The problem>
State the number of lines below in which the word "navy" appears. Nothing else belongs in the answer.

[Dataset listings of figures]

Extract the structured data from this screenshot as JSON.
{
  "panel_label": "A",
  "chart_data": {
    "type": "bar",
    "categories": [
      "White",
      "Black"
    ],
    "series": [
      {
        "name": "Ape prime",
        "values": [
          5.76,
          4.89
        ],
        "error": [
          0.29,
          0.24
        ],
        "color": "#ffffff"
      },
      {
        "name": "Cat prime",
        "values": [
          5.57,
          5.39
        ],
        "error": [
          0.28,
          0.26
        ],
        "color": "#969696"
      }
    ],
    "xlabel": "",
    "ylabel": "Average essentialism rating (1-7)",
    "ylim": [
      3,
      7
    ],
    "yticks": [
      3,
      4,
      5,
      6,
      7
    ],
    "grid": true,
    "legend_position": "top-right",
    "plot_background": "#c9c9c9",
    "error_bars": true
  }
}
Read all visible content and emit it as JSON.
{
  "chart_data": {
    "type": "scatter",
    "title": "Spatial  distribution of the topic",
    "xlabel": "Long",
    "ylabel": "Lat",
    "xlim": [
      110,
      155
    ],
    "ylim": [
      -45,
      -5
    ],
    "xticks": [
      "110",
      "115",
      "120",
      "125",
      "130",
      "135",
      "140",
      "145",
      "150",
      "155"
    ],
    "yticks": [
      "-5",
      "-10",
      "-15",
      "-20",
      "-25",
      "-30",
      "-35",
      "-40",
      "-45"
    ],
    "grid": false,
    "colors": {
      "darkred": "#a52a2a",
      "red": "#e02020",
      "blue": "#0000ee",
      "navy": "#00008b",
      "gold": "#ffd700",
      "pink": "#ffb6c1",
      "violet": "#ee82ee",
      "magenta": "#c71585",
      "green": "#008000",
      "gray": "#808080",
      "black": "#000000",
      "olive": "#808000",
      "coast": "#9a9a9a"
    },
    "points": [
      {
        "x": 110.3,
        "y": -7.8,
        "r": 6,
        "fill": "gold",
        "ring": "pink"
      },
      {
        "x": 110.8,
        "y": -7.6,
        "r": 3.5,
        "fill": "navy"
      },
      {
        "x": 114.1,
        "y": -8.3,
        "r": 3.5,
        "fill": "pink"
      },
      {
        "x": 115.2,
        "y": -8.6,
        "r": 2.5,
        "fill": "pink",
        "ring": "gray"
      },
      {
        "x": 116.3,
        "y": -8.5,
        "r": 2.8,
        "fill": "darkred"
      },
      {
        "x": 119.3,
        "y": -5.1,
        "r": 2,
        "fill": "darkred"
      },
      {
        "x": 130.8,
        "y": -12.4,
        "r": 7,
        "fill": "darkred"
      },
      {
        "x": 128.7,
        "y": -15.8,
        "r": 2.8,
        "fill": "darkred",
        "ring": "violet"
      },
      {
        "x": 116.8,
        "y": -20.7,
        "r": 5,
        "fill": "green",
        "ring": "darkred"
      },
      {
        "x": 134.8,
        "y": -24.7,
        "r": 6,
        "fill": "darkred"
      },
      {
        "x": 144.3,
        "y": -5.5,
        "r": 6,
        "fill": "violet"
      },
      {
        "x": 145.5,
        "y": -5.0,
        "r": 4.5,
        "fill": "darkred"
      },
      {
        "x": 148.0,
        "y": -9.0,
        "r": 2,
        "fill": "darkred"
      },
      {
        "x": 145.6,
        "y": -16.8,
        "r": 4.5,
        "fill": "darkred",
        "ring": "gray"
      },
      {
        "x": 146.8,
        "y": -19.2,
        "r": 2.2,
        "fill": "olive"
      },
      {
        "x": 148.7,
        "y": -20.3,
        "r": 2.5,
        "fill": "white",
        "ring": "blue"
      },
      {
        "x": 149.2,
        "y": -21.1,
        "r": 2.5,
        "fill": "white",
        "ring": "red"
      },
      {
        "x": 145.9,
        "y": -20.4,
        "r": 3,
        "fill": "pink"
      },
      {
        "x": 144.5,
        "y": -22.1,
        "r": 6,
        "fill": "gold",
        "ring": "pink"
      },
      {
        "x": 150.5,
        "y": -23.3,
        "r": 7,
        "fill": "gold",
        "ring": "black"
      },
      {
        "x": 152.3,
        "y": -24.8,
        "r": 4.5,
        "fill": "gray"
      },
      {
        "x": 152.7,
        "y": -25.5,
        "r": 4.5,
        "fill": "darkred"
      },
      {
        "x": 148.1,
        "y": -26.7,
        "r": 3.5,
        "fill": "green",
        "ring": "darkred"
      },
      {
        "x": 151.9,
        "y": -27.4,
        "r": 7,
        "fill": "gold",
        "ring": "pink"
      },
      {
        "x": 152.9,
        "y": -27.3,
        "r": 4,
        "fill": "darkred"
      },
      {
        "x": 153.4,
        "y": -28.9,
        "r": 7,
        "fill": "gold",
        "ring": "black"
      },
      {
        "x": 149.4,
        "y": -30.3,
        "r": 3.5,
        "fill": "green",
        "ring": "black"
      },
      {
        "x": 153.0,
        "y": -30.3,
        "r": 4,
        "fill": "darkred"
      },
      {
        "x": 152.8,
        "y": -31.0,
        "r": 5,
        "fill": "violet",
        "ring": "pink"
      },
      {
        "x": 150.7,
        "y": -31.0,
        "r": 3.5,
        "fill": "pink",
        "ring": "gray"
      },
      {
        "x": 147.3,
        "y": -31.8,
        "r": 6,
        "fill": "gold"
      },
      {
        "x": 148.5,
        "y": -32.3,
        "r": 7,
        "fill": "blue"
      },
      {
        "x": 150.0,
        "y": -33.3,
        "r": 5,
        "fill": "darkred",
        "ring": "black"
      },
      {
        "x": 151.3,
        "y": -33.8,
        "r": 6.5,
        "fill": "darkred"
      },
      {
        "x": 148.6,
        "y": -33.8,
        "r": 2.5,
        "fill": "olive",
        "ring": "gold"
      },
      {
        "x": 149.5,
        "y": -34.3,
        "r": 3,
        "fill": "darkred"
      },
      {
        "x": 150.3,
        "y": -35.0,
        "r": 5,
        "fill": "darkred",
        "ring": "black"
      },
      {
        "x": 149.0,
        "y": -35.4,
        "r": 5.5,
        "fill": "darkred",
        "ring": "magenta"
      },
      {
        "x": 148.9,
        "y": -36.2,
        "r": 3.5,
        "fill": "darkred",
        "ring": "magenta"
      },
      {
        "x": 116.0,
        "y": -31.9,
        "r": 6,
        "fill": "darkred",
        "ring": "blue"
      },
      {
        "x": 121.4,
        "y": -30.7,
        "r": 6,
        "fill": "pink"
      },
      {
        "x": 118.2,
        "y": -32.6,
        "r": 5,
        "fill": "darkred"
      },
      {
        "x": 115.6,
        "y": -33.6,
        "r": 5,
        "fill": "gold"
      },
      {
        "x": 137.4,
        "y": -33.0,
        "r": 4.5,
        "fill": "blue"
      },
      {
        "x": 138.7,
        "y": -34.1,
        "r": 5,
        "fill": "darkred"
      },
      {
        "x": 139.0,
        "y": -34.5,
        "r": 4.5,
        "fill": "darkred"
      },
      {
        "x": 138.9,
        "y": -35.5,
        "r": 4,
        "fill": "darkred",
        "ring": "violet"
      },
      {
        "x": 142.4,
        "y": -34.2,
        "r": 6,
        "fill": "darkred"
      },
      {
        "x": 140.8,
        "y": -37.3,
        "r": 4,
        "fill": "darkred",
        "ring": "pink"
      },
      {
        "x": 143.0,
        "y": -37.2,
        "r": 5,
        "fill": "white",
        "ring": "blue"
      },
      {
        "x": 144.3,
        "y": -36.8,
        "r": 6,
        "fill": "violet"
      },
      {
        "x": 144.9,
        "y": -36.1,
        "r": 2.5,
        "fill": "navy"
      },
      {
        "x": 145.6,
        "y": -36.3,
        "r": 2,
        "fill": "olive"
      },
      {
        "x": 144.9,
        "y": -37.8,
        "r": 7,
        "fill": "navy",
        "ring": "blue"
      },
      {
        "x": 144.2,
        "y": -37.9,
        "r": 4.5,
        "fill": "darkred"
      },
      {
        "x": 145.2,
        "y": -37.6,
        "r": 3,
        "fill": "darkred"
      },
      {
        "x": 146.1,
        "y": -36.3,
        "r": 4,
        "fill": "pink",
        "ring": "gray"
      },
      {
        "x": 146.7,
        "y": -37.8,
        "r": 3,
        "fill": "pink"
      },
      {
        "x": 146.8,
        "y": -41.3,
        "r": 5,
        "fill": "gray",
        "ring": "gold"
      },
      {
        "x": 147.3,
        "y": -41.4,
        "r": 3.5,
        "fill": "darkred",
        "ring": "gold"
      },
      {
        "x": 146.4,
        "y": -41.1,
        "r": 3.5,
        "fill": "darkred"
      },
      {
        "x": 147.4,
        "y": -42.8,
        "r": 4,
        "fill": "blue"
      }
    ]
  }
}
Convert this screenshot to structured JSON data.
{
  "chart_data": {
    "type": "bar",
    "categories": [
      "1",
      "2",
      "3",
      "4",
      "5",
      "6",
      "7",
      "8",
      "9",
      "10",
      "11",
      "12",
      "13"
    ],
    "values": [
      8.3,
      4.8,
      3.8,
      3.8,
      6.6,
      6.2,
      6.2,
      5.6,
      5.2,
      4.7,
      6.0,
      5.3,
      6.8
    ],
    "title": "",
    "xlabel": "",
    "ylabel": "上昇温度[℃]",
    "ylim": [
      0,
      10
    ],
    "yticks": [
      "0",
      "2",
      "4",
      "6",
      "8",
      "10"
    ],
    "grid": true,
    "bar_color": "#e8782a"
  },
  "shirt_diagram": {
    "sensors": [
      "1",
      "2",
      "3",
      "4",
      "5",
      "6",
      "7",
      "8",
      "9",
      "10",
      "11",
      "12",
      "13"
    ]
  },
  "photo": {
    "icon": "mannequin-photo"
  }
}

Result of this exercise>
4